Short exercise: Gather every line of the entries that includes the word "bottom".

====== Entries supplied ======

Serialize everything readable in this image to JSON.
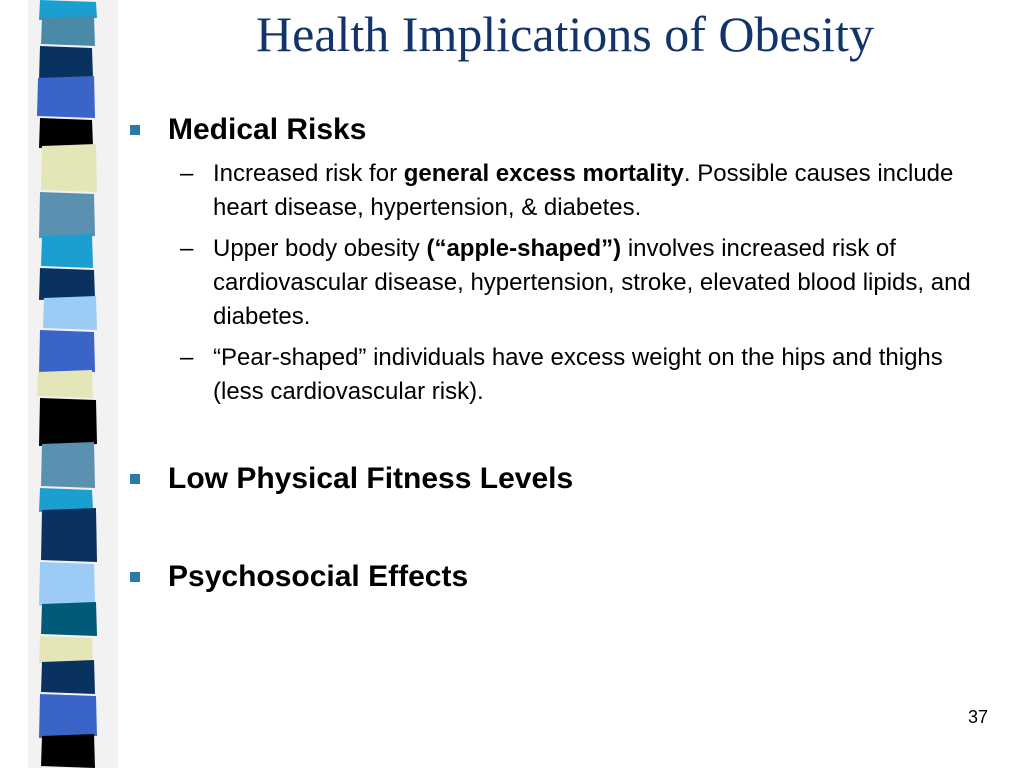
{
  "slide": {
    "title": "Health Implications of Obesity",
    "page_number": "37",
    "colors": {
      "title": "#13336b",
      "bullet_marker": "#2b7ba8",
      "stripe_palette": [
        "#4a8aa8",
        "#0a3260",
        "#1a9fd0",
        "#3a64c8",
        "#000000",
        "#e4e6b8",
        "#5a90b0",
        "#9ccbf5",
        "#005a78"
      ]
    },
    "bullets": [
      {
        "label": "Medical Risks",
        "subitems": [
          {
            "dash": "–",
            "pre": "Increased risk for ",
            "bold": "general excess mortality",
            "post": ".  Possible causes include heart disease, hypertension, & diabetes."
          },
          {
            "dash": "–",
            "pre": "Upper body obesity ",
            "bold": "(“apple-shaped”)",
            "post": " involves increased risk of cardiovascular disease, hypertension, stroke, elevated blood lipids, and diabetes."
          },
          {
            "dash": "–",
            "pre": "“Pear-shaped” individuals have excess weight on the hips and thighs (less cardiovascular risk).",
            "bold": "",
            "post": ""
          }
        ]
      },
      {
        "label": "Low Physical Fitness Levels"
      },
      {
        "label": "Psychosocial Effects"
      }
    ]
  }
}
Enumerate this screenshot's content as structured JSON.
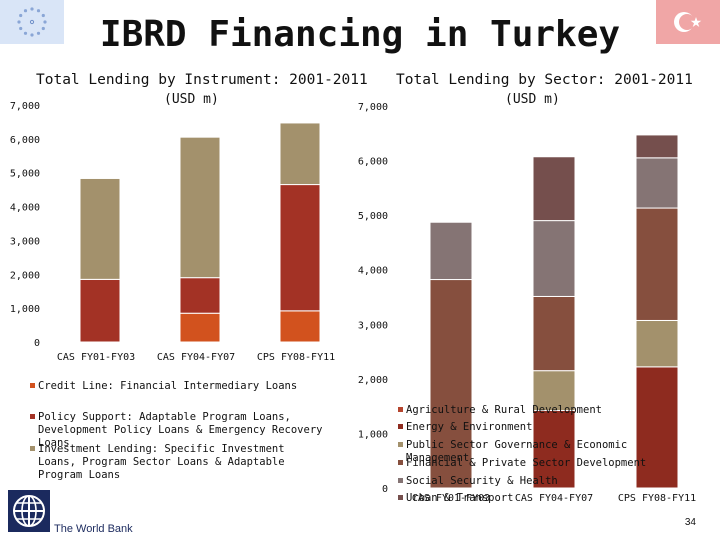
{
  "title": "IBRD Financing in Turkey",
  "logos": {
    "left": "eu-flag",
    "right": "turkey-flag",
    "bottom": "world-bank-logo"
  },
  "footer": {
    "org_name": "The World Bank",
    "page_number": "34"
  },
  "chart_data": [
    {
      "type": "bar",
      "stacked": true,
      "title": "Total Lending by Instrument: 2001-2011",
      "subtitle": "(USD m)",
      "categories": [
        "CAS FY01-FY03",
        "CAS FY04-FY07",
        "CPS FY08-FY11"
      ],
      "yticks": [
        "0",
        "1,000",
        "2,000",
        "3,000",
        "4,000",
        "5,000",
        "6,000",
        "7,000"
      ],
      "ylim": [
        0,
        7000
      ],
      "series": [
        {
          "name": "Credit Line: Financial Intermediary Loans",
          "color": "#d2521e",
          "values": [
            0,
            850,
            920
          ]
        },
        {
          "name": "Policy Support: Adaptable Program Loans, Development Policy Loans & Emergency Recovery Loans",
          "color": "#a33225",
          "values": [
            1850,
            1050,
            3730
          ]
        },
        {
          "name": "Investment Lending: Specific Investment Loans, Program Sector Loans & Adaptable Program Loans",
          "color": "#a3916c",
          "values": [
            2980,
            4150,
            1820
          ]
        }
      ],
      "legend_position": "bottom"
    },
    {
      "type": "bar",
      "stacked": true,
      "title": "Total Lending by Sector: 2001-2011",
      "subtitle": "(USD m)",
      "categories": [
        "CAS FY01-FY03",
        "CAS FY04-FY07",
        "CPS FY08-FY11"
      ],
      "yticks": [
        "0",
        "1,000",
        "2,000",
        "3,000",
        "4,000",
        "5,000",
        "6,000",
        "7,000"
      ],
      "ylim": [
        0,
        7000
      ],
      "series": [
        {
          "name": "Agriculture & Rural Development",
          "color": "#b5452e",
          "values": [
            0,
            0,
            0
          ]
        },
        {
          "name": "Energy & Environment",
          "color": "#8e2b1f",
          "values": [
            0,
            1420,
            2220
          ]
        },
        {
          "name": "Public Sector Governance & Economic Management",
          "color": "#a3916c",
          "values": [
            0,
            730,
            850
          ]
        },
        {
          "name": "Financial & Private Sector Development",
          "color": "#864f3e",
          "values": [
            3820,
            1360,
            2060
          ]
        },
        {
          "name": "Social Security & Health",
          "color": "#857474",
          "values": [
            1050,
            1390,
            920
          ]
        },
        {
          "name": "Urban & Transport",
          "color": "#754f4d",
          "values": [
            0,
            1170,
            420
          ]
        }
      ],
      "legend_position": "bottom-right"
    }
  ]
}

======

Exercise solution:
    "bottom": "world-bank-logo"
      "legend_position": "bottom"
      "legend_position": "bottom-right"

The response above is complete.